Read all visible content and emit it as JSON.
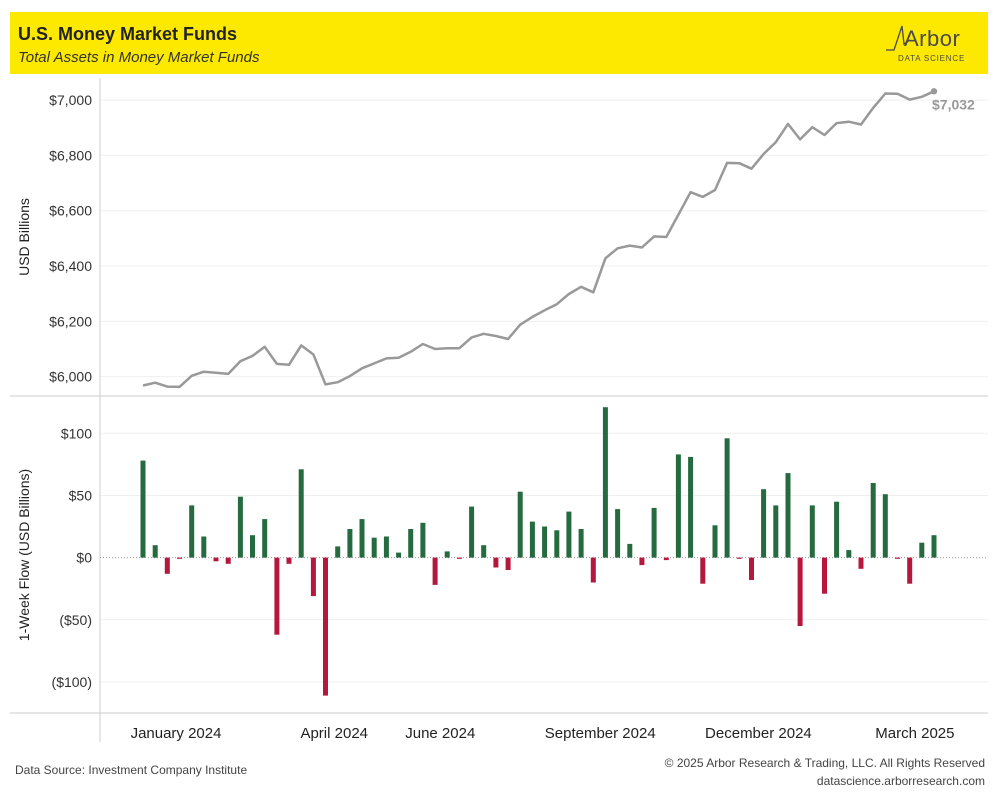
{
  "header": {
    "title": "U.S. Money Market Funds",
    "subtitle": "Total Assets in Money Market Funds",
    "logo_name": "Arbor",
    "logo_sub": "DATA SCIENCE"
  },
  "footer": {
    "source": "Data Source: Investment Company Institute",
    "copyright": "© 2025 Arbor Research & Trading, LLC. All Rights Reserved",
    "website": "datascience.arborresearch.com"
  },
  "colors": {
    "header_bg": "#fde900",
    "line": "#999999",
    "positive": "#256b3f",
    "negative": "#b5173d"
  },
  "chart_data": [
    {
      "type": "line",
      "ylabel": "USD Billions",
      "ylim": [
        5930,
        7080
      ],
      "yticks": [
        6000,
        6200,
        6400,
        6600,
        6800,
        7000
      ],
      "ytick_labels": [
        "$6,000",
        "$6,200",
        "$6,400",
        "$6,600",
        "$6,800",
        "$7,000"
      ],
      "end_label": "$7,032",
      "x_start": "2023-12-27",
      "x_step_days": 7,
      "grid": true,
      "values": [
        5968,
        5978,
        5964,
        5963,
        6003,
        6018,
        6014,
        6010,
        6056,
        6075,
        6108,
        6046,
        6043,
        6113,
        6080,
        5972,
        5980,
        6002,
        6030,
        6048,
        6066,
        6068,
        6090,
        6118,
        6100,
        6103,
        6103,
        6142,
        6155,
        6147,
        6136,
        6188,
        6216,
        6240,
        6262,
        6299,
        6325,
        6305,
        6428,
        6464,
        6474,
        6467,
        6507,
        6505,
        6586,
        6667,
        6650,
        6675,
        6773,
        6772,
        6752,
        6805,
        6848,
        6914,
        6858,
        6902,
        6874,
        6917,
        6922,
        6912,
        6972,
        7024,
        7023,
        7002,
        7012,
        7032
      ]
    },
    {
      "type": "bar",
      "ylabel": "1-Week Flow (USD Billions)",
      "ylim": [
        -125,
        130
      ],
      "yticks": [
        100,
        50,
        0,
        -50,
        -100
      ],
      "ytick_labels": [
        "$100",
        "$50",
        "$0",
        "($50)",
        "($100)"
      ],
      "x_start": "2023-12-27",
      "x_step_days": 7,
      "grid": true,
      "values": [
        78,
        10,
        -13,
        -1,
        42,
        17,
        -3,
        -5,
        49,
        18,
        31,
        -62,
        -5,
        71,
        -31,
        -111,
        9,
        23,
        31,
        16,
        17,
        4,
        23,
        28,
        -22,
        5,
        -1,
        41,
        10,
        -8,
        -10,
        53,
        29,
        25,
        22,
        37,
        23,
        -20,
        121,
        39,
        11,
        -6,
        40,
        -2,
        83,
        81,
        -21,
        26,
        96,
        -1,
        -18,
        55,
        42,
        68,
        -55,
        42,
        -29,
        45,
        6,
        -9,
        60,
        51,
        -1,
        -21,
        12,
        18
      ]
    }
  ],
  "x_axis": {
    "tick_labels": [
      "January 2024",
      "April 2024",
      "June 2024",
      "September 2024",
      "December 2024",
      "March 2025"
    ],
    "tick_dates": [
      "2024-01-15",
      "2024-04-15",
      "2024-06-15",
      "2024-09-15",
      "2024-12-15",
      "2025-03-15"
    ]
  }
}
---
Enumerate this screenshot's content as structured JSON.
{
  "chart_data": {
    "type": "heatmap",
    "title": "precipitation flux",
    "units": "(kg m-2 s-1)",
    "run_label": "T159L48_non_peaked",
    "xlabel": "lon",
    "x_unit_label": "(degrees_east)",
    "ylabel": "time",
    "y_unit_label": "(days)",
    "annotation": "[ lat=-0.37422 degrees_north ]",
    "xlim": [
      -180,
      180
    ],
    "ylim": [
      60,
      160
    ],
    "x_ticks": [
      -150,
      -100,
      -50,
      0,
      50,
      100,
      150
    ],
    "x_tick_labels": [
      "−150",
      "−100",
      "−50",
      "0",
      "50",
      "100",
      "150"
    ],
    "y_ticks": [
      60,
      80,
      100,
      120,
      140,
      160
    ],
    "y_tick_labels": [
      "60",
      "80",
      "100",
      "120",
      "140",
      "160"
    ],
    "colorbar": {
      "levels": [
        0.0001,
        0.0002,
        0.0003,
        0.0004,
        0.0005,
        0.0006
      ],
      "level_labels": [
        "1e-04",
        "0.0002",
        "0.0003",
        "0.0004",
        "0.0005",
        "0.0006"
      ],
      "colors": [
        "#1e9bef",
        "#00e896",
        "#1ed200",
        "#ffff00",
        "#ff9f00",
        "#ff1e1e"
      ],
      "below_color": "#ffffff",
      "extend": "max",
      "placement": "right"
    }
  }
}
---
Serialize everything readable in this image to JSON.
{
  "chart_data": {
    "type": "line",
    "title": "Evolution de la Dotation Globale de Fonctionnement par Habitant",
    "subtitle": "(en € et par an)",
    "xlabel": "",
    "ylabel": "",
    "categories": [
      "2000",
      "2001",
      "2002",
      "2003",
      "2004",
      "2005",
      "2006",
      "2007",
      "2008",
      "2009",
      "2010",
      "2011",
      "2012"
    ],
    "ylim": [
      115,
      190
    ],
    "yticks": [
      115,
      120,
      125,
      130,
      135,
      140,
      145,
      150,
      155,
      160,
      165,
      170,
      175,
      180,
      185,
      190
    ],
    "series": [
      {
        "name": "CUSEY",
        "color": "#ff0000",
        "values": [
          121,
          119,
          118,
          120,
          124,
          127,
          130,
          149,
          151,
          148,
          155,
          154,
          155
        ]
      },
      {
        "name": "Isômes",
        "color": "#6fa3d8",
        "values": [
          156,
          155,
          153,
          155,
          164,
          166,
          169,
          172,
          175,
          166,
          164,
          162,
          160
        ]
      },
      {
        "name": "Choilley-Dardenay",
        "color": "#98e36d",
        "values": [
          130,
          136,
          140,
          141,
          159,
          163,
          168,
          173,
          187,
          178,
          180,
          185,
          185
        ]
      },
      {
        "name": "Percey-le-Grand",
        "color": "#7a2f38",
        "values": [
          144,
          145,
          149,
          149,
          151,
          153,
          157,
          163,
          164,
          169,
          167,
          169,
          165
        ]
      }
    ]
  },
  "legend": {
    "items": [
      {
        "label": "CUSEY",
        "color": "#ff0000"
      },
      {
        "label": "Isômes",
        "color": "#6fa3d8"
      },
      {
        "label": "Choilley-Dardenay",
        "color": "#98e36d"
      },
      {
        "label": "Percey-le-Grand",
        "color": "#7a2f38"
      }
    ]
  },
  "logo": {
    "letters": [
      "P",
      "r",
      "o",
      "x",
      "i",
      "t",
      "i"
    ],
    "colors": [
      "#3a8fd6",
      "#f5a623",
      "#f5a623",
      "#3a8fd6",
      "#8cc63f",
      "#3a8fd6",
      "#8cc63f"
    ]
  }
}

WRITTEN REQUEST » Working from the entries above, return all lines that contain "content".

CORRECT OUTPUT »
Read all visible content and emit it as JSON.
Enumerate this screenshot's content as structured JSON.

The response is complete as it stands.